◆ Set task
Answer with a single number: how many lines in the listing below include "this"?

◆ Working data
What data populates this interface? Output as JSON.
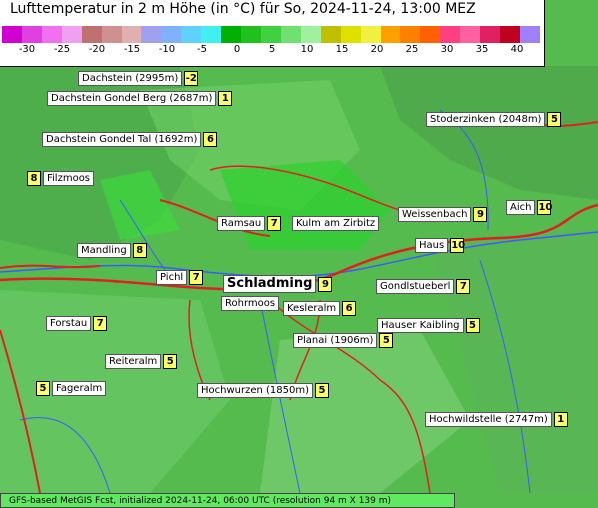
{
  "title": "Lufttemperatur in 2 m Höhe (in °C) für So, 2024-11-24, 13:00 MEZ",
  "colorbar": {
    "ticks": [
      "-30",
      "-25",
      "-20",
      "-15",
      "-10",
      "-5",
      "0",
      "5",
      "10",
      "15",
      "20",
      "25",
      "30",
      "35",
      "40"
    ],
    "colors": [
      "#d000d0",
      "#e040e0",
      "#f070f0",
      "#f0a0f0",
      "#c07070",
      "#d09090",
      "#e0b0b0",
      "#a0a0f0",
      "#80b0ff",
      "#60d0ff",
      "#40f0f0",
      "#00b000",
      "#20c020",
      "#40d040",
      "#70e070",
      "#a0f0a0",
      "#c0c000",
      "#e0e000",
      "#f0f040",
      "#ffa000",
      "#ff8000",
      "#ff6000",
      "#ff4080",
      "#ff60a0",
      "#e02060",
      "#c00020",
      "#a080ff"
    ]
  },
  "places": [
    {
      "name": "Dachstein (2995m)",
      "value": "-2"
    },
    {
      "name": "Dachstein Gondel Berg (2687m)",
      "value": "1"
    },
    {
      "name": "Dachstein Gondel Tal (1692m)",
      "value": "6"
    },
    {
      "name": "Filzmoos",
      "value": "8"
    },
    {
      "name": "Stoderzinken (2048m)",
      "value": "5"
    },
    {
      "name": "Weissenbach",
      "value": "9"
    },
    {
      "name": "Aich",
      "value": "10"
    },
    {
      "name": "Ramsau",
      "value": "7"
    },
    {
      "name": "Kulm am Zirbitz",
      "value": ""
    },
    {
      "name": "Haus",
      "value": "10"
    },
    {
      "name": "Mandling",
      "value": "8"
    },
    {
      "name": "Pichl",
      "value": "7"
    },
    {
      "name": "Schladming",
      "value": "9"
    },
    {
      "name": "Gondlstueberl",
      "value": "7"
    },
    {
      "name": "Rohrmoos",
      "value": ""
    },
    {
      "name": "Kesleralm",
      "value": "6"
    },
    {
      "name": "Forstau",
      "value": "7"
    },
    {
      "name": "Hauser Kaibling",
      "value": "5"
    },
    {
      "name": "Planai (1906m)",
      "value": "5"
    },
    {
      "name": "Reiteralm",
      "value": "5"
    },
    {
      "name": "Fageralm",
      "value": "5"
    },
    {
      "name": "Hochwurzen (1850m)",
      "value": "5"
    },
    {
      "name": "Hochwildstelle (2747m)",
      "value": "1"
    }
  ],
  "footer": "GFS-based MetGIS Fcst, initialized 2024-11-24, 06:00 UTC  (resolution 94 m X 139 m)"
}
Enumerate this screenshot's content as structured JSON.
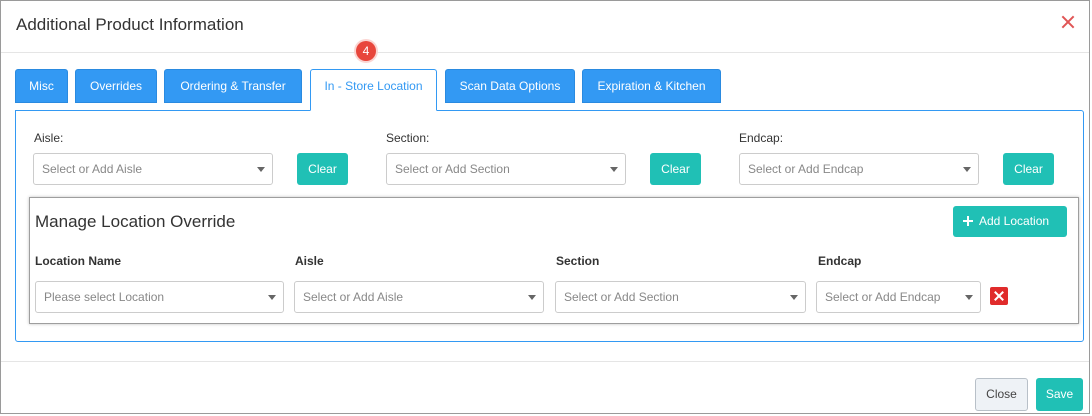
{
  "modal": {
    "title": "Additional Product Information"
  },
  "tabs": [
    {
      "label": "Misc",
      "active": false
    },
    {
      "label": "Overrides",
      "active": false
    },
    {
      "label": "Ordering & Transfer",
      "active": false
    },
    {
      "label": "In - Store Location",
      "active": true
    },
    {
      "label": "Scan Data Options",
      "active": false
    },
    {
      "label": "Expiration & Kitchen",
      "active": false
    }
  ],
  "step_badge": "4",
  "location_fields": {
    "aisle": {
      "label": "Aisle:",
      "placeholder": "Select or Add Aisle",
      "clear_label": "Clear"
    },
    "section": {
      "label": "Section:",
      "placeholder": "Select or Add Section",
      "clear_label": "Clear"
    },
    "endcap": {
      "label": "Endcap:",
      "placeholder": "Select or Add Endcap",
      "clear_label": "Clear"
    }
  },
  "override": {
    "title": "Manage Location Override",
    "add_button_label": "Add Location",
    "columns": [
      "Location Name",
      "Aisle",
      "Section",
      "Endcap"
    ],
    "row": {
      "location_placeholder": "Please select Location",
      "aisle_placeholder": "Select or Add Aisle",
      "section_placeholder": "Select or Add Section",
      "endcap_placeholder": "Select or Add Endcap"
    }
  },
  "footer": {
    "close_label": "Close",
    "save_label": "Save"
  },
  "colors": {
    "tab_blue": "#3399f3",
    "teal": "#20c0b5",
    "danger": "#e02b2b",
    "badge_red": "#e8463c"
  },
  "icons": {
    "modal_close": "close-icon",
    "add_location": "plus-icon",
    "delete_row": "delete-icon",
    "dropdown": "caret-down-icon"
  }
}
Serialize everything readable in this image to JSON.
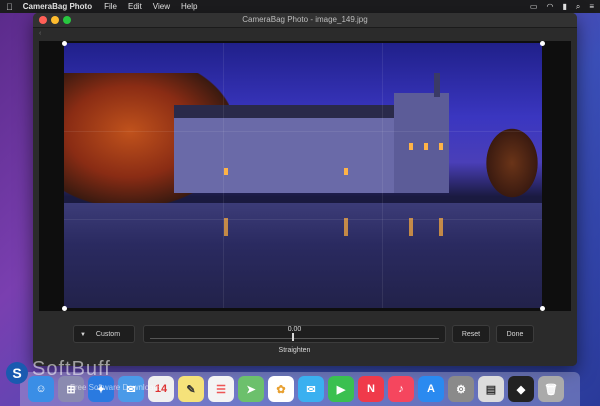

◆ Exercise result
3